Copy each line of the data below exactly, leaving out pictures.

■ Saved entries ■
* Begin *
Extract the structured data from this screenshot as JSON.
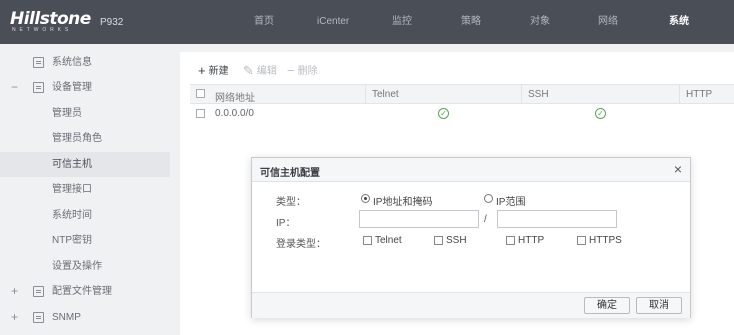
{
  "app": {
    "brand": "Hillstone",
    "brand_sub": "NETWORKS",
    "model": "P932"
  },
  "nav": [
    "首页",
    "iCenter",
    "监控",
    "策略",
    "对象",
    "网络",
    "系统"
  ],
  "sidebar": {
    "items": [
      {
        "label": "系统信息",
        "toggle": "",
        "icon": "system-info-icon"
      },
      {
        "label": "设备管理",
        "toggle": "−",
        "icon": "device-manage-icon"
      },
      {
        "label": "管理员"
      },
      {
        "label": "管理员角色"
      },
      {
        "label": "可信主机"
      },
      {
        "label": "管理接口"
      },
      {
        "label": "系统时间"
      },
      {
        "label": "NTP密钥"
      },
      {
        "label": "设置及操作"
      },
      {
        "label": "配置文件管理",
        "toggle": "+",
        "icon": "config-file-icon"
      },
      {
        "label": "SNMP",
        "toggle": "+",
        "icon": "snmp-icon"
      }
    ]
  },
  "toolbar": {
    "new_label": "新建",
    "edit_label": "编辑",
    "delete_label": "删除"
  },
  "table": {
    "columns": [
      "网络地址",
      "Telnet",
      "SSH",
      "HTTP"
    ],
    "rows": [
      {
        "address": "0.0.0.0/0",
        "telnet": true,
        "ssh": true,
        "http": false
      }
    ]
  },
  "modal": {
    "title": "可信主机配置",
    "close": "×",
    "type_label": "类型：",
    "type_options": [
      "IP地址和掩码",
      "IP范围"
    ],
    "type_selected": "IP地址和掩码",
    "ip_label": "IP：",
    "ip_value": "",
    "mask_value": "",
    "separator": "/",
    "login_label": "登录类型：",
    "login_options": [
      "Telnet",
      "SSH",
      "HTTP",
      "HTTPS"
    ],
    "ok_label": "确定",
    "cancel_label": "取消"
  },
  "colors": {
    "topbar": "#4a4e57",
    "check_green": "#58a65b"
  }
}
* End *
■ Task output ■
Extract the structured data from this screenshot as JSON.
{
  "app": {
    "brand": "Hillstone",
    "brand_sub": "NETWORKS",
    "model": "P932"
  },
  "nav": [
    "首页",
    "iCenter",
    "监控",
    "策略",
    "对象",
    "网络",
    "系统"
  ],
  "sidebar": {
    "items": [
      {
        "label": "系统信息",
        "toggle": "",
        "icon": "system-info-icon"
      },
      {
        "label": "设备管理",
        "toggle": "−",
        "icon": "device-manage-icon"
      },
      {
        "label": "管理员"
      },
      {
        "label": "管理员角色"
      },
      {
        "label": "可信主机"
      },
      {
        "label": "管理接口"
      },
      {
        "label": "系统时间"
      },
      {
        "label": "NTP密钥"
      },
      {
        "label": "设置及操作"
      },
      {
        "label": "配置文件管理",
        "toggle": "+",
        "icon": "config-file-icon"
      },
      {
        "label": "SNMP",
        "toggle": "+",
        "icon": "snmp-icon"
      }
    ]
  },
  "toolbar": {
    "new_label": "新建",
    "edit_label": "编辑",
    "delete_label": "删除"
  },
  "table": {
    "columns": [
      "网络地址",
      "Telnet",
      "SSH",
      "HTTP"
    ],
    "rows": [
      {
        "address": "0.0.0.0/0",
        "telnet": true,
        "ssh": true,
        "http": false
      }
    ]
  },
  "modal": {
    "title": "可信主机配置",
    "close": "×",
    "type_label": "类型：",
    "type_options": [
      "IP地址和掩码",
      "IP范围"
    ],
    "type_selected": "IP地址和掩码",
    "ip_label": "IP：",
    "ip_value": "",
    "mask_value": "",
    "separator": "/",
    "login_label": "登录类型：",
    "login_options": [
      "Telnet",
      "SSH",
      "HTTP",
      "HTTPS"
    ],
    "ok_label": "确定",
    "cancel_label": "取消"
  },
  "colors": {
    "topbar": "#4a4e57",
    "check_green": "#58a65b"
  }
}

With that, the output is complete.